Task goal
In the entries below, identify every line with the string "arsenic" and copy it.

Record excerpts

================

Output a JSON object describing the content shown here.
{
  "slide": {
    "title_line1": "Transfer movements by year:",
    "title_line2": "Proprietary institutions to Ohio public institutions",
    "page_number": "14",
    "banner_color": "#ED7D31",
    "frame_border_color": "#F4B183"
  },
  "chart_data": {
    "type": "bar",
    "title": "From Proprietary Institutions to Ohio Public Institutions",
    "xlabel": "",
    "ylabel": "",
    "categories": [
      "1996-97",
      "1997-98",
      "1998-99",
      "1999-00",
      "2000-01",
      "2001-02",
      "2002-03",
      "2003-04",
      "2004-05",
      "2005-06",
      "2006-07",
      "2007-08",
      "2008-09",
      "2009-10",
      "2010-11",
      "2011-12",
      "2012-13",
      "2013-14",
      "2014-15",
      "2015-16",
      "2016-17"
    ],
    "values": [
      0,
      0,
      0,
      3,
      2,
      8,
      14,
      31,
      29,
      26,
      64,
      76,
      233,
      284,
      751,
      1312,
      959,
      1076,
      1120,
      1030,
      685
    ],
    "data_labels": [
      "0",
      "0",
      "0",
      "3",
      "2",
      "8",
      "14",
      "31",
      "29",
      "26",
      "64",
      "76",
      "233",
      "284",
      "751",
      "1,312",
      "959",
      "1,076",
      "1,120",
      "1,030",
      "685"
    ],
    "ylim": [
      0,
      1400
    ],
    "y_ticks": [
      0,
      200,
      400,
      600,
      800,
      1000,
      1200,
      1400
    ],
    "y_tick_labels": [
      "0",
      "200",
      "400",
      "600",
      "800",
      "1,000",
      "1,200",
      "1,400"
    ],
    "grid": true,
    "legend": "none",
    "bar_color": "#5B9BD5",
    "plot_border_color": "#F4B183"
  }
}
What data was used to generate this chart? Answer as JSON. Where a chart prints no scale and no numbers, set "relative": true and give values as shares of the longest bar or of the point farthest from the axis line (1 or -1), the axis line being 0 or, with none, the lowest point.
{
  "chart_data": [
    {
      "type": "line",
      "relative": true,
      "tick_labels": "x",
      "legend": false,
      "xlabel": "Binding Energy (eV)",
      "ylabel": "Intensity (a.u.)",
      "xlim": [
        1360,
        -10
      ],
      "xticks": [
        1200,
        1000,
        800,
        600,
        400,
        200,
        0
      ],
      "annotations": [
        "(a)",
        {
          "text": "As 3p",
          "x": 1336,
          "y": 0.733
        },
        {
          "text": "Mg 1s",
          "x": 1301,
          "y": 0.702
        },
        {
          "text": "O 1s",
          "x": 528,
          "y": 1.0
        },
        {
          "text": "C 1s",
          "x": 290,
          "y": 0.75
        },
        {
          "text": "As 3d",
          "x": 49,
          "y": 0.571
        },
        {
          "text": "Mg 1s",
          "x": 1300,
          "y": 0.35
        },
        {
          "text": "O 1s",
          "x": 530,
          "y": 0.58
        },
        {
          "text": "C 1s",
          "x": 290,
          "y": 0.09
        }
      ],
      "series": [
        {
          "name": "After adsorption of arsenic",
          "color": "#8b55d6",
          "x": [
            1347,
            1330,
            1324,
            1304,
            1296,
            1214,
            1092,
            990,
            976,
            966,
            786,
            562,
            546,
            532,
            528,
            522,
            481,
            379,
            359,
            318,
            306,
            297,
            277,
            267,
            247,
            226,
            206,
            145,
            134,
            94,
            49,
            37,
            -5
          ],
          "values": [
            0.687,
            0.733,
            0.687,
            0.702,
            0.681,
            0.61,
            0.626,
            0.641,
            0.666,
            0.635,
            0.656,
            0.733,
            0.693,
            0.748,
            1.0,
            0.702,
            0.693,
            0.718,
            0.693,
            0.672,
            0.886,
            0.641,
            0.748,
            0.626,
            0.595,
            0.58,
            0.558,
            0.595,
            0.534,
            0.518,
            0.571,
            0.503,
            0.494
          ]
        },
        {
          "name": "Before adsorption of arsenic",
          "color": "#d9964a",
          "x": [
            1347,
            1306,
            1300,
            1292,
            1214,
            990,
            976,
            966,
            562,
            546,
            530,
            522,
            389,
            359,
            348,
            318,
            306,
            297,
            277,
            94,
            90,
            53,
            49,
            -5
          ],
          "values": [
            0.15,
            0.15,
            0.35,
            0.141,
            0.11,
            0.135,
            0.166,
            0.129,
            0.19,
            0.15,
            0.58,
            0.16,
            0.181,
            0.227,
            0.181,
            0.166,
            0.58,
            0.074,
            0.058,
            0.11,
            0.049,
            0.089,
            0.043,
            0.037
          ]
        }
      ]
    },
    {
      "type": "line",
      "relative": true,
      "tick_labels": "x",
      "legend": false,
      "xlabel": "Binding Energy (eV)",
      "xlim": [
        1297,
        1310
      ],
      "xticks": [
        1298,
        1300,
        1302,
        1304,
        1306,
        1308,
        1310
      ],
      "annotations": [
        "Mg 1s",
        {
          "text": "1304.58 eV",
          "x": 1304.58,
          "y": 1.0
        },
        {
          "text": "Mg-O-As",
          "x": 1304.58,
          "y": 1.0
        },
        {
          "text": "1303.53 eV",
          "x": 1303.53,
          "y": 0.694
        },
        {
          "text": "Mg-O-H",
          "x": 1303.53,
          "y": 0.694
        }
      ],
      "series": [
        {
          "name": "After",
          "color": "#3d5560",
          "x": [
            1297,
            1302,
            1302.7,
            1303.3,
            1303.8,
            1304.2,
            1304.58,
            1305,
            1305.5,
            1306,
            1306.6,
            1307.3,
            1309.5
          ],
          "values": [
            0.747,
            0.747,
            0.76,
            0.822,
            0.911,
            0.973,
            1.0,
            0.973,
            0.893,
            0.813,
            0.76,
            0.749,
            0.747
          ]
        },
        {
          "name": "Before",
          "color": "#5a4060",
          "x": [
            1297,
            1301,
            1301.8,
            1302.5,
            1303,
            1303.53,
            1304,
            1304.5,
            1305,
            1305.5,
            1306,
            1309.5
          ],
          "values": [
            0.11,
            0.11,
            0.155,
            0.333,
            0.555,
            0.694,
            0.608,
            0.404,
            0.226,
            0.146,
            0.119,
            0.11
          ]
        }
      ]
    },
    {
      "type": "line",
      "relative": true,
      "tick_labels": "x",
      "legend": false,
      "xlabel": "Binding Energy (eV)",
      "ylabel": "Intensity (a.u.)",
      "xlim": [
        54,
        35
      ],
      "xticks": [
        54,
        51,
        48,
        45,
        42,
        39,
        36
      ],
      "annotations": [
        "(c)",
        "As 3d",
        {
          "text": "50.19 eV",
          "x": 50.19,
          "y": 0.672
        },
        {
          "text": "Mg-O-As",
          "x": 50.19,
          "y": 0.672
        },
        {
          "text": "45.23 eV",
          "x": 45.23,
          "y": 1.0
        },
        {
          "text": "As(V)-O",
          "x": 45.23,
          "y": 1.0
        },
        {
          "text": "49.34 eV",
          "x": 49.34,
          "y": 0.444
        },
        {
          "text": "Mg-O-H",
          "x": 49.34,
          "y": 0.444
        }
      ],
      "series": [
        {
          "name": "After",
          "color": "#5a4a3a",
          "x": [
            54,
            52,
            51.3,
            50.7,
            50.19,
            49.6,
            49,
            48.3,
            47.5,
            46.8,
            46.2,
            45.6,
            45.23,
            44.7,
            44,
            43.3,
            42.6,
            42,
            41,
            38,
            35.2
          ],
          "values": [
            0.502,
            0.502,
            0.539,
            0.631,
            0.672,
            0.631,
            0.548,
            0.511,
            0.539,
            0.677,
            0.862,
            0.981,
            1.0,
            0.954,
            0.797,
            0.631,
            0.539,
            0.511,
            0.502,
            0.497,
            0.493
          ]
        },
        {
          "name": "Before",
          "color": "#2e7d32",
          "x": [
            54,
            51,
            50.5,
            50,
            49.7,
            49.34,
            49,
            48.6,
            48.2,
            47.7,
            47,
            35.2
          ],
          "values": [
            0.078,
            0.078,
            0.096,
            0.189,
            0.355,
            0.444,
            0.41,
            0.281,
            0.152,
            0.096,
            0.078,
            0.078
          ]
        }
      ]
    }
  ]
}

================

Result of this exercise
          "name": "After adsorption of arsenic",
          "name": "Before adsorption of arsenic",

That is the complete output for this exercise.